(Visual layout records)
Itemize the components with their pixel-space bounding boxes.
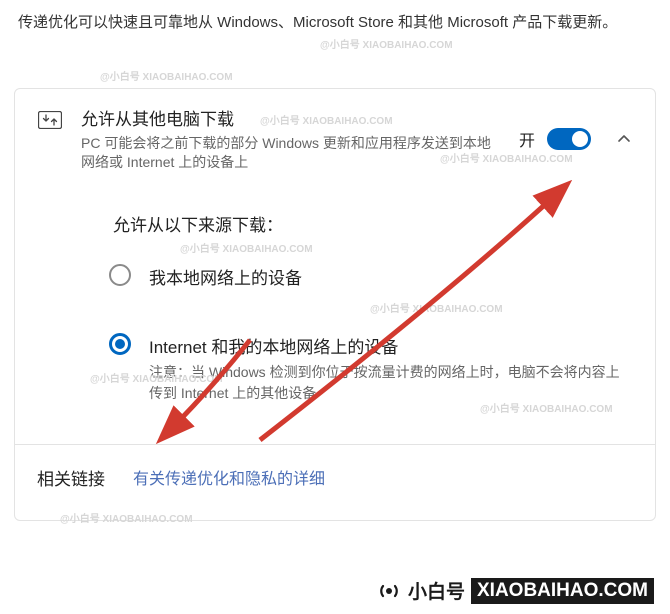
chevron-up-icon[interactable] [615, 130, 633, 148]
radio-option-local-network[interactable]: 我本地网络上的设备 [113, 264, 633, 293]
watermark-brand-en: XIAOBAIHAO.COM [471, 578, 654, 604]
download-sync-icon [37, 107, 63, 127]
radio-button[interactable] [109, 264, 131, 286]
allow-download-toggle[interactable] [547, 128, 591, 150]
radio-note: 注意：当 Windows 检测到你位于按流量计费的网络上时，电脑不会将内容上传到… [149, 362, 633, 404]
radio-group-heading: 允许从以下来源下载： [113, 211, 633, 236]
privacy-details-link[interactable]: 有关传递优化和隐私的详细 [133, 465, 325, 489]
radio-button[interactable] [109, 333, 131, 355]
toggle-state-label: 开 [519, 127, 535, 151]
watermark-text: @小白号 XIAOBAIHAO.COM [100, 68, 233, 83]
setting-subtitle: PC 可能会将之前下载的部分 Windows 更新和应用程序发送到本地网络或 I… [81, 134, 501, 173]
radio-option-internet-and-local[interactable]: Internet 和我的本地网络上的设备 注意：当 Windows 检测到你位于… [113, 333, 633, 404]
delivery-optimization-card: 允许从其他电脑下载 PC 可能会将之前下载的部分 Windows 更新和应用程序… [14, 88, 656, 521]
allow-download-row: 允许从其他电脑下载 PC 可能会将之前下载的部分 Windows 更新和应用程序… [15, 89, 655, 187]
radio-label: 我本地网络上的设备 [149, 264, 633, 289]
download-source-section: 允许从以下来源下载： 我本地网络上的设备 Internet 和我的本地网络上的设… [15, 187, 655, 436]
watermark-brand-cn: 小白号 [408, 577, 465, 604]
watermark-footer: 小白号 XIAOBAIHAO.COM [372, 575, 658, 606]
radio-label: Internet 和我的本地网络上的设备 [149, 333, 633, 358]
related-links-row: 相关链接 有关传递优化和隐私的详细 [15, 445, 655, 510]
broadcast-icon [376, 581, 402, 601]
page-description: 传递优化可以快速且可靠地从 Windows、Microsoft Store 和其… [0, 0, 670, 43]
setting-title: 允许从其他电脑下载 [81, 105, 501, 130]
related-links-label: 相关链接 [37, 465, 105, 490]
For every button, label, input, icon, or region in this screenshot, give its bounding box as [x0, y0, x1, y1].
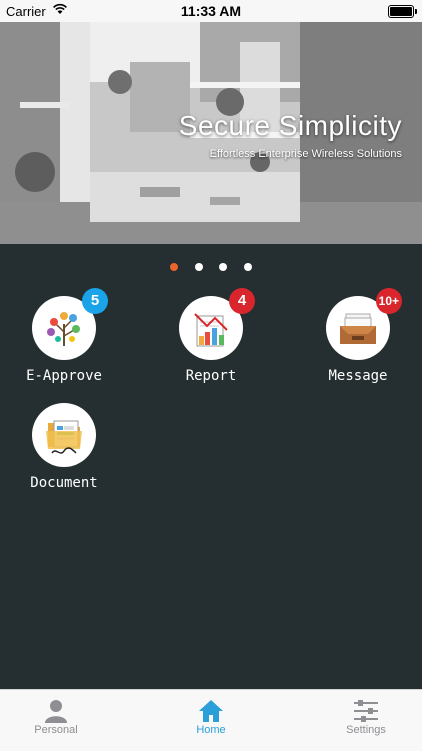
person-icon — [6, 698, 106, 724]
tile-e-approve[interactable]: 5 E-Approve — [9, 288, 119, 384]
e-approve-badge: 5 — [82, 288, 108, 314]
document-label: Document — [30, 475, 98, 491]
banner-tagline: Effortless Enterprise Wireless Solutions — [209, 148, 402, 160]
tab-settings-label: Settings — [346, 724, 386, 736]
banner-headline: Secure Simplicity — [178, 110, 402, 141]
tab-home-label: Home — [196, 724, 226, 736]
document-button[interactable] — [32, 403, 96, 467]
tab-personal[interactable]: Personal — [6, 698, 106, 736]
e-approve-button[interactable]: 5 — [32, 288, 108, 360]
tile-message[interactable]: 10+ Message — [303, 288, 413, 384]
status-bar: Carrier 11:33 AM — [0, 0, 422, 22]
page-indicator[interactable] — [0, 258, 422, 272]
tab-bar: Personal Home Settings — [0, 689, 422, 751]
message-inbox-icon — [340, 313, 376, 344]
hero-banner[interactable]: Secure Simplicity Effortless Enterprise … — [0, 22, 422, 244]
battery-icon — [388, 5, 417, 18]
report-label: Report — [185, 368, 237, 384]
page-dot-2[interactable] — [194, 263, 203, 271]
home-icon — [161, 698, 261, 724]
page-dot-4[interactable] — [243, 263, 252, 271]
clock: 11:33 AM — [180, 3, 242, 19]
tab-settings[interactable]: Settings — [316, 698, 416, 736]
tile-document[interactable]: Document — [9, 403, 119, 491]
settings-sliders-icon — [316, 698, 416, 724]
message-button[interactable]: 10+ — [326, 288, 402, 360]
message-badge: 10+ — [375, 288, 402, 314]
page-dot-1[interactable] — [170, 263, 179, 271]
tab-home[interactable]: Home — [161, 698, 261, 736]
tab-personal-label: Personal — [34, 724, 78, 736]
report-button[interactable]: 4 — [179, 288, 255, 360]
e-approve-icon — [47, 312, 80, 346]
document-folder-icon — [46, 420, 82, 454]
e-approve-label: E-Approve — [26, 368, 102, 384]
page-dot-3[interactable] — [219, 263, 228, 271]
report-badge: 4 — [229, 288, 255, 314]
message-label: Message — [328, 368, 388, 384]
tile-report[interactable]: 4 Report — [156, 288, 266, 384]
report-chart-icon — [194, 313, 228, 347]
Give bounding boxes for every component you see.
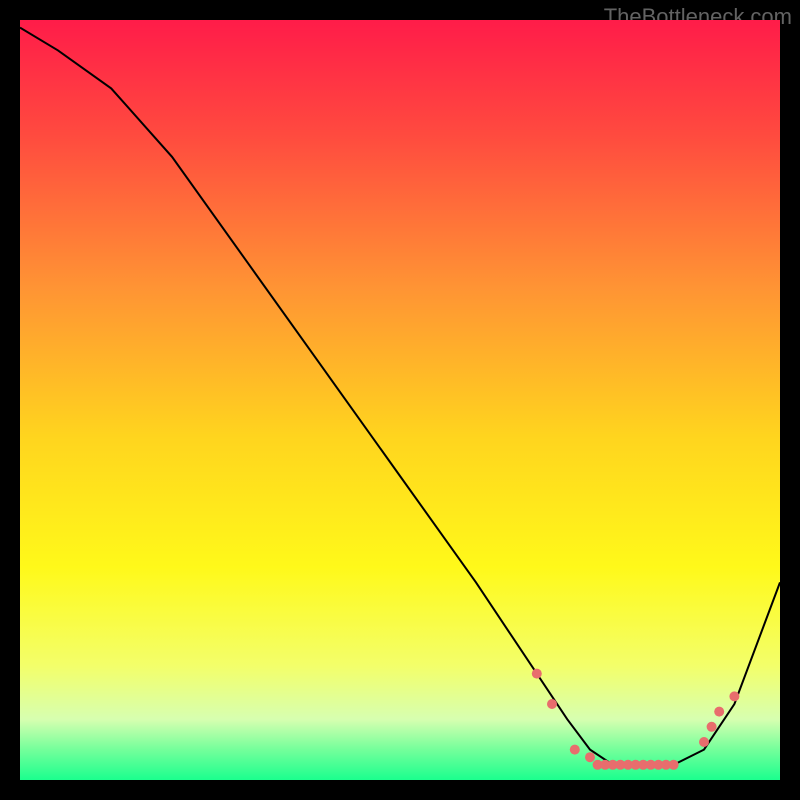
marker-point (699, 737, 709, 747)
marker-point (669, 760, 679, 770)
marker-point (707, 722, 717, 732)
marker-point (714, 707, 724, 717)
chart-container: TheBottleneck.com (0, 0, 800, 800)
marker-point (585, 752, 595, 762)
marker-point (532, 669, 542, 679)
plot-svg (20, 20, 780, 780)
marker-point (547, 699, 557, 709)
marker-point (570, 745, 580, 755)
marker-point (729, 691, 739, 701)
gradient-background (20, 20, 780, 780)
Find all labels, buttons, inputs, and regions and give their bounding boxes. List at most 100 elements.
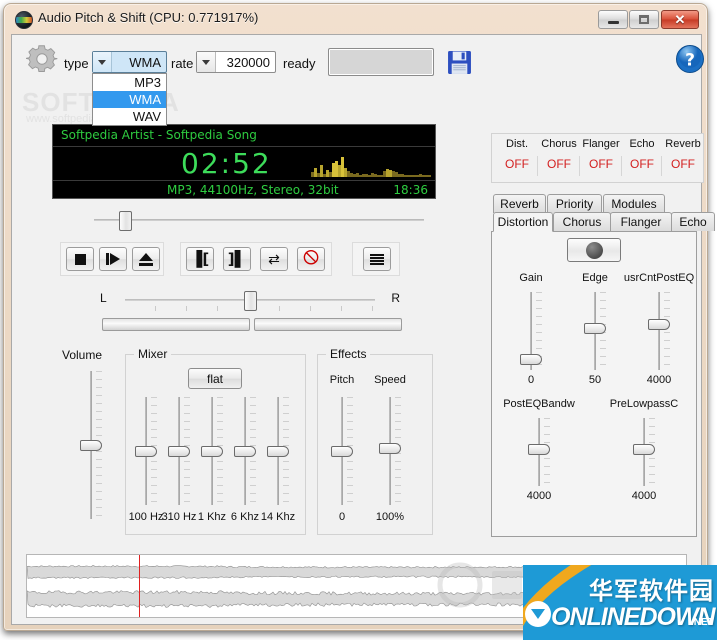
type-dropdown-list[interactable]: MP3 WMA WAV bbox=[92, 73, 167, 126]
mixer-slider-4[interactable] bbox=[266, 397, 290, 505]
mixer-slider-0-thumb[interactable] bbox=[135, 446, 157, 457]
mixer-band-label-4: 14 Khz bbox=[260, 511, 296, 523]
playlist-button[interactable] bbox=[363, 247, 391, 271]
tab-echo[interactable]: Echo bbox=[671, 212, 715, 231]
distortion-slider-1[interactable] bbox=[583, 292, 607, 370]
distortion-slider-b0-thumb[interactable] bbox=[528, 444, 550, 455]
transport-group-loop: ▐[ ]▌ ⇄ 🛇 bbox=[180, 242, 332, 276]
rate-combo[interactable]: 320000 bbox=[196, 51, 276, 73]
distortion-knob[interactable] bbox=[567, 238, 621, 262]
fx-status-echo[interactable]: Echo OFF bbox=[622, 138, 662, 171]
effects-slider-pitch-thumb[interactable] bbox=[331, 446, 353, 457]
fx-status-reverb[interactable]: Reverb OFF bbox=[662, 138, 704, 171]
app-logo-icon bbox=[15, 11, 33, 29]
mixer-slider-3[interactable] bbox=[233, 397, 257, 505]
pan-slider-thumb[interactable] bbox=[244, 291, 257, 311]
type-combo-value: WMA bbox=[129, 54, 161, 70]
volume-slider[interactable] bbox=[79, 371, 103, 519]
distortion-slider-0[interactable] bbox=[519, 292, 543, 370]
watermark-onlinedown-badge: 华军软件园 ONLINEDOWN .NET bbox=[523, 565, 717, 640]
mark-in-button[interactable]: ▐[ bbox=[186, 247, 214, 271]
effects-value-0: 0 bbox=[338, 511, 346, 523]
effects-slider-speed-thumb[interactable] bbox=[379, 443, 401, 454]
loop-button[interactable]: ⇄ bbox=[260, 247, 288, 271]
badge-tld: .NET bbox=[691, 617, 714, 628]
tab-reverb[interactable]: Reverb bbox=[493, 194, 546, 213]
distortion-slider-2-thumb[interactable] bbox=[648, 319, 670, 330]
fx-status-state: OFF bbox=[630, 157, 654, 171]
distortion-slider-1-thumb[interactable] bbox=[584, 323, 606, 334]
eject-icon bbox=[139, 252, 153, 266]
floppy-save-icon[interactable] bbox=[447, 50, 472, 75]
minimize-button[interactable] bbox=[598, 10, 628, 29]
close-button[interactable]: ✕ bbox=[661, 10, 699, 29]
chevron-down-icon[interactable] bbox=[197, 52, 216, 72]
position-slider[interactable] bbox=[94, 210, 424, 231]
type-option-wav[interactable]: WAV bbox=[93, 108, 166, 125]
distortion-slider-2[interactable] bbox=[647, 292, 671, 370]
disable-loop-button[interactable]: 🛇 bbox=[297, 247, 325, 271]
badge-chinese-text: 华军软件园 bbox=[589, 577, 714, 605]
playlist-icon bbox=[370, 253, 384, 265]
mixer-slider-3-thumb[interactable] bbox=[234, 446, 256, 457]
title-bar[interactable]: Audio Pitch & Shift (CPU: 0.771917%) ✕ bbox=[4, 4, 707, 34]
tab-flanger[interactable]: Flanger bbox=[610, 212, 672, 231]
loop-icon: ⇄ bbox=[268, 251, 280, 267]
effects-slider-pitch[interactable] bbox=[330, 397, 354, 505]
fx-status-dist[interactable]: Dist. OFF bbox=[496, 138, 538, 171]
mark-out-button[interactable]: ]▌ bbox=[223, 247, 251, 271]
type-option-wma[interactable]: WMA bbox=[93, 91, 166, 108]
mixer-slider-4-thumb[interactable] bbox=[267, 446, 289, 457]
distortion-slider-b1[interactable] bbox=[632, 418, 656, 486]
download-arrow-icon bbox=[525, 601, 551, 627]
tab-chorus[interactable]: Chorus bbox=[553, 212, 611, 231]
volume-slider-thumb[interactable] bbox=[80, 440, 102, 451]
play-pause-button[interactable] bbox=[99, 247, 127, 271]
effects-title: Effects bbox=[326, 347, 371, 361]
mixer-slider-1[interactable] bbox=[167, 397, 191, 505]
pan-left-label: L bbox=[100, 291, 107, 305]
gear-settings-icon[interactable] bbox=[26, 43, 58, 75]
mixer-title: Mixer bbox=[134, 347, 172, 361]
tab-priority[interactable]: Priority bbox=[547, 194, 602, 213]
fx-status-state: OFF bbox=[547, 157, 571, 171]
stop-button[interactable] bbox=[66, 247, 94, 271]
distortion-value-2: 4000 bbox=[646, 374, 672, 386]
maximize-button[interactable] bbox=[629, 10, 659, 29]
name-input[interactable] bbox=[328, 48, 434, 76]
position-slider-thumb[interactable] bbox=[119, 211, 132, 231]
lcd-track-title: Softpedia Artist - Softpedia Song bbox=[61, 128, 257, 142]
fx-status-flanger[interactable]: Flanger OFF bbox=[580, 138, 622, 171]
fx-status-name: Flanger bbox=[582, 138, 620, 150]
distortion-slider-b0[interactable] bbox=[527, 418, 551, 486]
distortion-slider-b1-thumb[interactable] bbox=[633, 444, 655, 455]
distortion-slider-0-thumb[interactable] bbox=[520, 354, 542, 365]
fx-status-name: Chorus bbox=[541, 138, 577, 150]
stop-icon bbox=[74, 253, 86, 265]
help-question-icon[interactable]: ? bbox=[675, 44, 705, 74]
type-label: type bbox=[64, 56, 89, 71]
mixer-slider-2[interactable] bbox=[200, 397, 224, 505]
mixer-slider-2-thumb[interactable] bbox=[201, 446, 223, 457]
flat-button[interactable]: flat bbox=[188, 368, 242, 389]
svg-text:?: ? bbox=[685, 51, 695, 71]
mixer-slider-1-thumb[interactable] bbox=[168, 446, 190, 457]
tab-distortion[interactable]: Distortion bbox=[493, 212, 553, 232]
chevron-down-icon[interactable] bbox=[93, 52, 112, 72]
pan-right-label: R bbox=[391, 291, 400, 305]
type-option-mp3[interactable]: MP3 bbox=[93, 74, 166, 91]
distortion-b-label-1: PreLowpassC bbox=[609, 398, 679, 410]
waveform-playhead[interactable] bbox=[139, 555, 140, 617]
transport-group-playback bbox=[60, 242, 164, 276]
eject-button[interactable] bbox=[132, 247, 160, 271]
type-combo[interactable]: WMA bbox=[92, 51, 167, 73]
tab-modules[interactable]: Modules bbox=[603, 194, 665, 213]
minimize-icon bbox=[607, 21, 619, 24]
fx-status-chorus[interactable]: Chorus OFF bbox=[538, 138, 580, 171]
lcd-display[interactable]: Softpedia Artist - Softpedia Song 02:52 … bbox=[52, 124, 436, 199]
pan-slider[interactable]: L R bbox=[100, 288, 400, 311]
mark-in-icon: ▐[ bbox=[190, 249, 210, 268]
mixer-slider-0[interactable] bbox=[134, 397, 158, 505]
vu-meter-left bbox=[102, 318, 250, 331]
effects-slider-speed[interactable] bbox=[378, 397, 402, 505]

Problem to solve –
Write out the listing lines from the line with "person-icon — [6, 698, 106, 724]" to the line with "document-label: Document — [30, 475, 98, 491]" again, swapping "person-icon" for "user-icon" and leaving all else unchanged.

Solution for this exercise –
user-icon — [6, 698, 106, 724]
tile-e-approve[interactable]: 5 E-Approve — [9, 288, 119, 384]
e-approve-badge: 5 — [82, 288, 108, 314]
document-label: Document — [30, 475, 98, 491]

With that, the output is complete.